PROBLEM TO SOLVE =
Count how many lines hold the string "JSON". Give that number alone.

Figure content listings =
-- -- --

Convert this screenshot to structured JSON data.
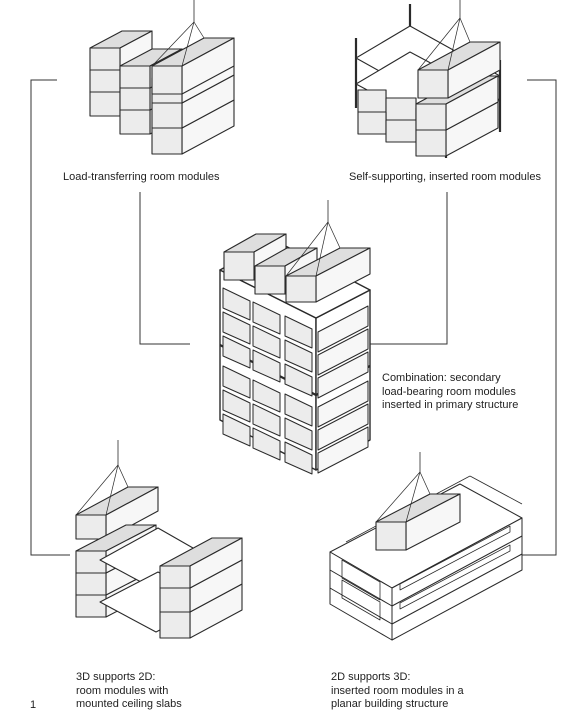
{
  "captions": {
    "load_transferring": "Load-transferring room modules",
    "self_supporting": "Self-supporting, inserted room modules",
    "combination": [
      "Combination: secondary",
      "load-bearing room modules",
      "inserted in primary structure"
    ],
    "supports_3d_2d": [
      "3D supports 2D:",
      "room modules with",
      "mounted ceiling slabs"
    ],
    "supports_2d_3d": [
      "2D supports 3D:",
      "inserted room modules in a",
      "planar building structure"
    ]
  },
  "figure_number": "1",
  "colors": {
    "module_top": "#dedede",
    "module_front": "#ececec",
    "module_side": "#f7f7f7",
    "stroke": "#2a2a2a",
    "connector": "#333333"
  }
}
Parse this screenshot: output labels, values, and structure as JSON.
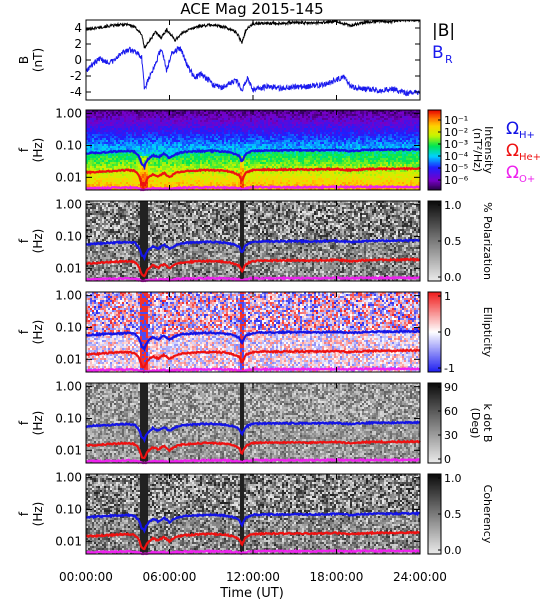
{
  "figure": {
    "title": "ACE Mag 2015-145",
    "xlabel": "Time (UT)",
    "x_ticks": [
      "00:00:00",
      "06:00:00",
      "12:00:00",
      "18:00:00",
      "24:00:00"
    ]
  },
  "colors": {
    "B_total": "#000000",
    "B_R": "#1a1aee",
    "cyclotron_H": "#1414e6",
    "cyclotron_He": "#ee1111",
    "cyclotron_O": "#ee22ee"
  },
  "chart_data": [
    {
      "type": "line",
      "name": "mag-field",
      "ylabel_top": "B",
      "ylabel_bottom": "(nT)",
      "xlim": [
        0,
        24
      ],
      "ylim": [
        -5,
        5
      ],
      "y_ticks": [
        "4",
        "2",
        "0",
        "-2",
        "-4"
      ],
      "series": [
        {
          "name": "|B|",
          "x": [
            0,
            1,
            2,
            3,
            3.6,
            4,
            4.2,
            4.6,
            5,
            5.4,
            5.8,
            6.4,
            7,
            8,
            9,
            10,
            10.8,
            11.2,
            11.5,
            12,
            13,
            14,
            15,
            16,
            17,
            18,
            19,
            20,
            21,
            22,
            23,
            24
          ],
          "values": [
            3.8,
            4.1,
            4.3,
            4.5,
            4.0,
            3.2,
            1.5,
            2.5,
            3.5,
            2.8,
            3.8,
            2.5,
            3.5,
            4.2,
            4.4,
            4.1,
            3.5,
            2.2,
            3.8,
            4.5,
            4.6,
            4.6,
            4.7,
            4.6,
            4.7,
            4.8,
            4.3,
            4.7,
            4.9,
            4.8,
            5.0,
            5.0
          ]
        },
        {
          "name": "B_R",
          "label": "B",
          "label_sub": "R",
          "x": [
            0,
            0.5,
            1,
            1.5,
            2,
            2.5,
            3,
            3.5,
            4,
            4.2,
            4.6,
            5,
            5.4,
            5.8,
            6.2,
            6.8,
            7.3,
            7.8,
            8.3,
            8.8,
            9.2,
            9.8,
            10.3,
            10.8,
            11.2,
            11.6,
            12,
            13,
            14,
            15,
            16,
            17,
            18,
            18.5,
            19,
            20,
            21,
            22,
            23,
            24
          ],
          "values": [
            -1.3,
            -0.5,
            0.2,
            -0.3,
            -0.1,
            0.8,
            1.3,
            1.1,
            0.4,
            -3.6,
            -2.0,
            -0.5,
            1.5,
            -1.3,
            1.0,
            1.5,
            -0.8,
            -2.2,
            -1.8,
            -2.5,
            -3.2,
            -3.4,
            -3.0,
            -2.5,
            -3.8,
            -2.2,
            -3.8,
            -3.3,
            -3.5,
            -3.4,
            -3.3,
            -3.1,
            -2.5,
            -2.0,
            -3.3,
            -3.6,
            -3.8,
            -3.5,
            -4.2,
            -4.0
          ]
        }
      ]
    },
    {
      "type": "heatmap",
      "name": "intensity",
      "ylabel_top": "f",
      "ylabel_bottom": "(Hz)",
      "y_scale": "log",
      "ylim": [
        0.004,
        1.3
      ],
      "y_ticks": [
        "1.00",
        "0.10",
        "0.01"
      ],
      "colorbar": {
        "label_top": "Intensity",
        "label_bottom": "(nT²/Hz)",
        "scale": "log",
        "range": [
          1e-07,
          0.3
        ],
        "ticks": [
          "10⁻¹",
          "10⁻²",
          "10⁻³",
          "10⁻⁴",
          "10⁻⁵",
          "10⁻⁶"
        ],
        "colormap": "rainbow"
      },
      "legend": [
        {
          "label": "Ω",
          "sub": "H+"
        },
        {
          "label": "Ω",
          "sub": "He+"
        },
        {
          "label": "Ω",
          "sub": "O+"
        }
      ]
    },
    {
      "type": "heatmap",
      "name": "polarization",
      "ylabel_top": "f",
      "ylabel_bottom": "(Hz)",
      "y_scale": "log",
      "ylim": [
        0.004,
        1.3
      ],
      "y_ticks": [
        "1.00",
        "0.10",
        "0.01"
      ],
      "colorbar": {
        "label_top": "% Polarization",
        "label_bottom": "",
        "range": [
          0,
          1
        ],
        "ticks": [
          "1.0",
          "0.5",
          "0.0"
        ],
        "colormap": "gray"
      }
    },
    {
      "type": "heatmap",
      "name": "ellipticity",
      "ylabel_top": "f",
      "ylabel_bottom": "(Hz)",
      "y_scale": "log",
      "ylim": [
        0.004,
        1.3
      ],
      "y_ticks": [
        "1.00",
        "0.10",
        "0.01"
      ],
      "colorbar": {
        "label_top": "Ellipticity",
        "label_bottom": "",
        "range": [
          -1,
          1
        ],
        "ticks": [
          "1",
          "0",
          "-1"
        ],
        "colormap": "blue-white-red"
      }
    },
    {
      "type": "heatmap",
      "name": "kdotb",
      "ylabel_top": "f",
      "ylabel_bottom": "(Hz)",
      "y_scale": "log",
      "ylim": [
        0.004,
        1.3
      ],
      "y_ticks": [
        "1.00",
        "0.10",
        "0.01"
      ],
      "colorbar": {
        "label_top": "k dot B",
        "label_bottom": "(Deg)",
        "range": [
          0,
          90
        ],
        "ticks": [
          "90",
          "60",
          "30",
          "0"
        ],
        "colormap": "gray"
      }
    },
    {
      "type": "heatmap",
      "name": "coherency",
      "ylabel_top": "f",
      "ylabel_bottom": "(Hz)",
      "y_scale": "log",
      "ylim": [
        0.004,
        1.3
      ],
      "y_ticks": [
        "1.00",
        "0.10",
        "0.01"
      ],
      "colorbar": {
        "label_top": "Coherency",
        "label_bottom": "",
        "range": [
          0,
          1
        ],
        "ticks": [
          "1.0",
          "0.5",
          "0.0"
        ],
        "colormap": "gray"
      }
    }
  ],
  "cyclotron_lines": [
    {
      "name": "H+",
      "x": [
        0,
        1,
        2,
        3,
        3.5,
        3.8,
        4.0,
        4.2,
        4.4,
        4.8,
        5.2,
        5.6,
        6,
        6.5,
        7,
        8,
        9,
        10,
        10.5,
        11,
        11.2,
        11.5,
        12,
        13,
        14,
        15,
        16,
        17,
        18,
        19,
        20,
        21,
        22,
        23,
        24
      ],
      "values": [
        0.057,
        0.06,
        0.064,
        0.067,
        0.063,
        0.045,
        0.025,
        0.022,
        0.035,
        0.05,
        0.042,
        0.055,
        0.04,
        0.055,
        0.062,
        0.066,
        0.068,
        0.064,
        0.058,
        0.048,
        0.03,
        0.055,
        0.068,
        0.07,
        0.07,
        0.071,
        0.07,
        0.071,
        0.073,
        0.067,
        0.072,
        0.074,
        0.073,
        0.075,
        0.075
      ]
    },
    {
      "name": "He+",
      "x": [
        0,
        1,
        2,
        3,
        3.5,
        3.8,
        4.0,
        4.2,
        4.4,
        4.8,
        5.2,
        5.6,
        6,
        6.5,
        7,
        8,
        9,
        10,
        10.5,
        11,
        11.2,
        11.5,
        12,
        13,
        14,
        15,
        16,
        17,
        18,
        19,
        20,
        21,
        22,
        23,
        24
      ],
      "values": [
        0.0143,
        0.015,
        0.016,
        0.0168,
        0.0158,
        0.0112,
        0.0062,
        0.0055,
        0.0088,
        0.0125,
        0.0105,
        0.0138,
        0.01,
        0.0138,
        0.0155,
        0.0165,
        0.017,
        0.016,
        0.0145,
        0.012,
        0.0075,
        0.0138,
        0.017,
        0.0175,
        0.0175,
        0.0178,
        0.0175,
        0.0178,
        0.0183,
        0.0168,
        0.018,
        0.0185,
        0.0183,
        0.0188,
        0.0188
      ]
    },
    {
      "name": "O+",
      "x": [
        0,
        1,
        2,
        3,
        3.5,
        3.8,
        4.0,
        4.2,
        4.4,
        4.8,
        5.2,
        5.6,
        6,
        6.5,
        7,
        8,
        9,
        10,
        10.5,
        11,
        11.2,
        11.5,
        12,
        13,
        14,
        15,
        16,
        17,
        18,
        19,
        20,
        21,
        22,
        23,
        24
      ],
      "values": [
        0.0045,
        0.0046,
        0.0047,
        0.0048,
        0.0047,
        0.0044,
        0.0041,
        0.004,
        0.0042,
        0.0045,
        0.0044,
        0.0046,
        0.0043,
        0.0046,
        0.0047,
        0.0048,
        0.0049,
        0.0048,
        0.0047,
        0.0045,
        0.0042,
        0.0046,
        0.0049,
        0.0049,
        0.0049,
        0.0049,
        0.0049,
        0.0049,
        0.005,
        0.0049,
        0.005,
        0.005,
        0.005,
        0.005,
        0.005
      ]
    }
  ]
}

-- -- --

RESPONSE TO THE EXERCISE =
2